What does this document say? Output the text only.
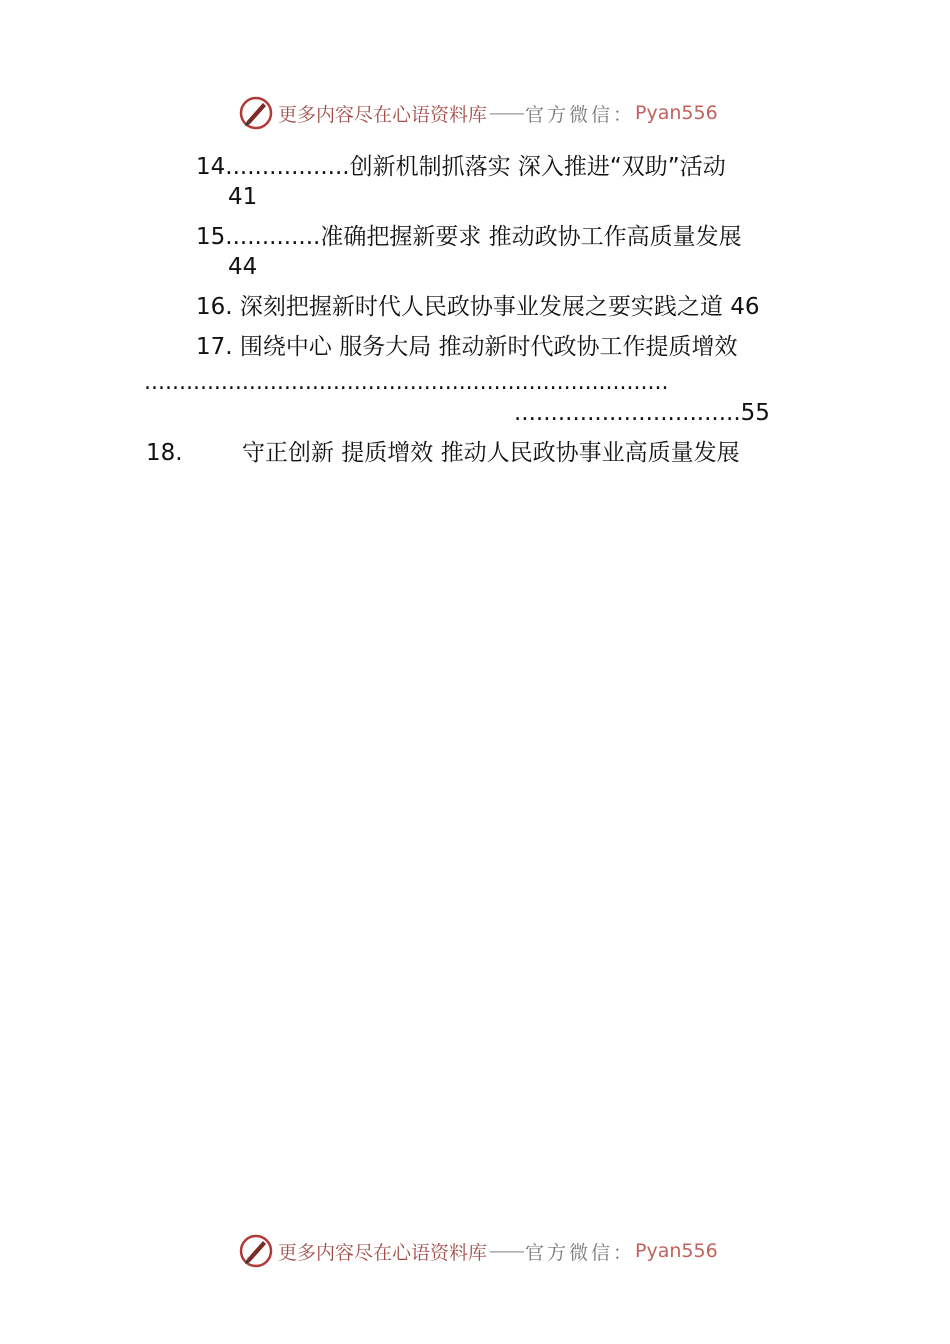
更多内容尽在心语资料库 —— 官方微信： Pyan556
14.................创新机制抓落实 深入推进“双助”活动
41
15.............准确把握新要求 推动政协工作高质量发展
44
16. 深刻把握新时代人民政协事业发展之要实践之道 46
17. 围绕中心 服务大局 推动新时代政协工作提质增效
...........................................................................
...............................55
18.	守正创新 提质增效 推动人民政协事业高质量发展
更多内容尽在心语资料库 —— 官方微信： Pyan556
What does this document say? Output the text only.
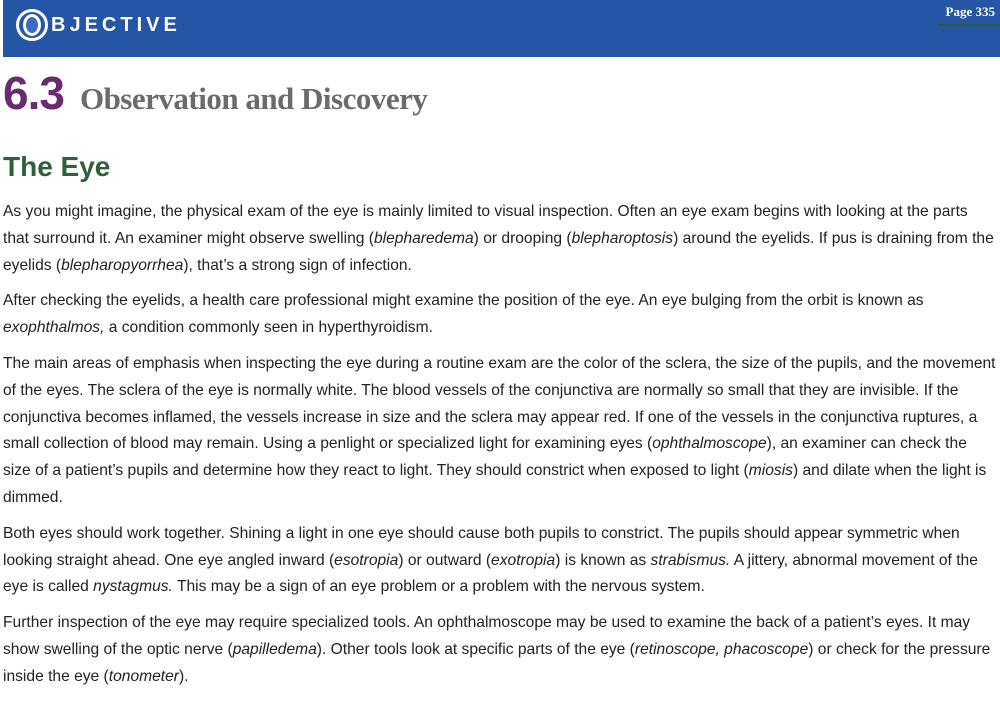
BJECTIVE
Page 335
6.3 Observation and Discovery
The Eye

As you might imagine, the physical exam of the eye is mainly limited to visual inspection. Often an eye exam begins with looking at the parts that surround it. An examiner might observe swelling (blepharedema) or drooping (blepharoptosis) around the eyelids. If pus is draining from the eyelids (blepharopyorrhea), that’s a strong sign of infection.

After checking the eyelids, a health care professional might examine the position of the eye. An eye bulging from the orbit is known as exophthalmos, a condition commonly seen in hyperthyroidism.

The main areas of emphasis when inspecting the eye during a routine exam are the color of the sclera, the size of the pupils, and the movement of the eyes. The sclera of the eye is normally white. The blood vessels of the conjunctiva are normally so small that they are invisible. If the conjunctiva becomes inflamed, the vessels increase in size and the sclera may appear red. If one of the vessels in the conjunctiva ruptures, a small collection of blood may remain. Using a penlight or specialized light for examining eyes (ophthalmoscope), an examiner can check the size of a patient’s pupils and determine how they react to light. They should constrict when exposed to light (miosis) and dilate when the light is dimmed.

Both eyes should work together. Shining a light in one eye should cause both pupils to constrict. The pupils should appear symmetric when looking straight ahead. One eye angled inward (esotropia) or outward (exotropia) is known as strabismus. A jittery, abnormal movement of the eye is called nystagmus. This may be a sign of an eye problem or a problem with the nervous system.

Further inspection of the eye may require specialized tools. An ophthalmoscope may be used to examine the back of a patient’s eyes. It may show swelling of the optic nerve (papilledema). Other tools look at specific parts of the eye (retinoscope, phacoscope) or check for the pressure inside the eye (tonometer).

§

__Aim__: Reproduce the material above in full, exactly, with no images.

__Solution for this problem__:
What does this document say? Output the text only.
更多内容尽在心语资料库 —— 官方微信： Pyan556
14.................创新机制抓落实 深入推进“双助”活动
41
15.............准确把握新要求 推动政协工作高质量发展
44
16. 深刻把握新时代人民政协事业发展之要实践之道 46
17. 围绕中心 服务大局 推动新时代政协工作提质增效
...........................................................................
...............................55
18.	守正创新 提质增效 推动人民政协事业高质量发展
更多内容尽在心语资料库 —— 官方微信： Pyan556
What does this document say? Output the text only.
BJECTIVE
Page 335
6.3 Observation and Discovery
The Eye

As you might imagine, the physical exam of the eye is mainly limited to visual inspection. Often an eye exam begins with looking at the parts that surround it. An examiner might observe swelling (blepharedema) or drooping (blepharoptosis) around the eyelids. If pus is draining from the eyelids (blepharopyorrhea), that’s a strong sign of infection.

After checking the eyelids, a health care professional might examine the position of the eye. An eye bulging from the orbit is known as exophthalmos, a condition commonly seen in hyperthyroidism.

The main areas of emphasis when inspecting the eye during a routine exam are the color of the sclera, the size of the pupils, and the movement of the eyes. The sclera of the eye is normally white. The blood vessels of the conjunctiva are normally so small that they are invisible. If the conjunctiva becomes inflamed, the vessels increase in size and the sclera may appear red. If one of the vessels in the conjunctiva ruptures, a small collection of blood may remain. Using a penlight or specialized light for examining eyes (ophthalmoscope), an examiner can check the size of a patient’s pupils and determine how they react to light. They should constrict when exposed to light (miosis) and dilate when the light is dimmed.

Both eyes should work together. Shining a light in one eye should cause both pupils to constrict. The pupils should appear symmetric when looking straight ahead. One eye angled inward (esotropia) or outward (exotropia) is known as strabismus. A jittery, abnormal movement of the eye is called nystagmus. This may be a sign of an eye problem or a problem with the nervous system.

Further inspection of the eye may require specialized tools. An ophthalmoscope may be used to examine the back of a patient’s eyes. It may show swelling of the optic nerve (papilledema). Other tools look at specific parts of the eye (retinoscope, phacoscope) or check for the pressure inside the eye (tonometer).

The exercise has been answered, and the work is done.